● **TASK INSTRUCTIONS**: Find each line holding "Dolazak" and copy it out.

● **GIVEN DATA**:
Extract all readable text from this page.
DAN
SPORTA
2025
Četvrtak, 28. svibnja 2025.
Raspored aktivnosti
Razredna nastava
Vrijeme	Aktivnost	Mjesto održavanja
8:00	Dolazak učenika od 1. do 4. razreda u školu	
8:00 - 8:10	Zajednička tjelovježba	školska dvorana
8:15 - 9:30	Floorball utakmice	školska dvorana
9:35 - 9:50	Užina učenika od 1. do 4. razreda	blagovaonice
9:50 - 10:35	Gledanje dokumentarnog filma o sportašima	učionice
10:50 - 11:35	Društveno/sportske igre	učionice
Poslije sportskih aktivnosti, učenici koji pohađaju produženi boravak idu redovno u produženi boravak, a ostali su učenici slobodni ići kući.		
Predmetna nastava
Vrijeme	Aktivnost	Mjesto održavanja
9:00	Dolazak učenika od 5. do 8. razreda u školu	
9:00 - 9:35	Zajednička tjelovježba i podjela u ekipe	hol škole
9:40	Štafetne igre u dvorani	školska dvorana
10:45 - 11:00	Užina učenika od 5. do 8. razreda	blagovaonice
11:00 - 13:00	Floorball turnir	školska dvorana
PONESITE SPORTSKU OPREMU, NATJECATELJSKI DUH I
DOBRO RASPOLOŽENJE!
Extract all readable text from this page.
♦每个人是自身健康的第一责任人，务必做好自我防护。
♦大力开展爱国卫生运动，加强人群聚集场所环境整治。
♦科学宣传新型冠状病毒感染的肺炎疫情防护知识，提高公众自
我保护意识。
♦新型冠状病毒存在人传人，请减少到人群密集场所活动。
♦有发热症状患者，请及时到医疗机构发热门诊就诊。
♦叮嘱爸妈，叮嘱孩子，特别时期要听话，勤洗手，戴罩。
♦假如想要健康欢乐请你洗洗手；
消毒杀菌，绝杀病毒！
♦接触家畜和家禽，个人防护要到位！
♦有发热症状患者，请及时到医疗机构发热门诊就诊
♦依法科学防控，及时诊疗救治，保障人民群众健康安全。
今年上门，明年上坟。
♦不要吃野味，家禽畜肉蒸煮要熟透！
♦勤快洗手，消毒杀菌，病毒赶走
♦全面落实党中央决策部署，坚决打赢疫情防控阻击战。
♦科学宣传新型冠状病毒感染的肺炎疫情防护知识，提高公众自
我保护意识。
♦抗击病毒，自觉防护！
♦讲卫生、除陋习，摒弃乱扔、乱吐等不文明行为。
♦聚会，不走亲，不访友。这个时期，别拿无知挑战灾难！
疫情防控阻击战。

● **WORKED SOLUTION**:
8:00	Dolazak učenika od 1. do 4. razreda u školu	
9:00	Dolazak učenika od 5. do 8. razreda u školu	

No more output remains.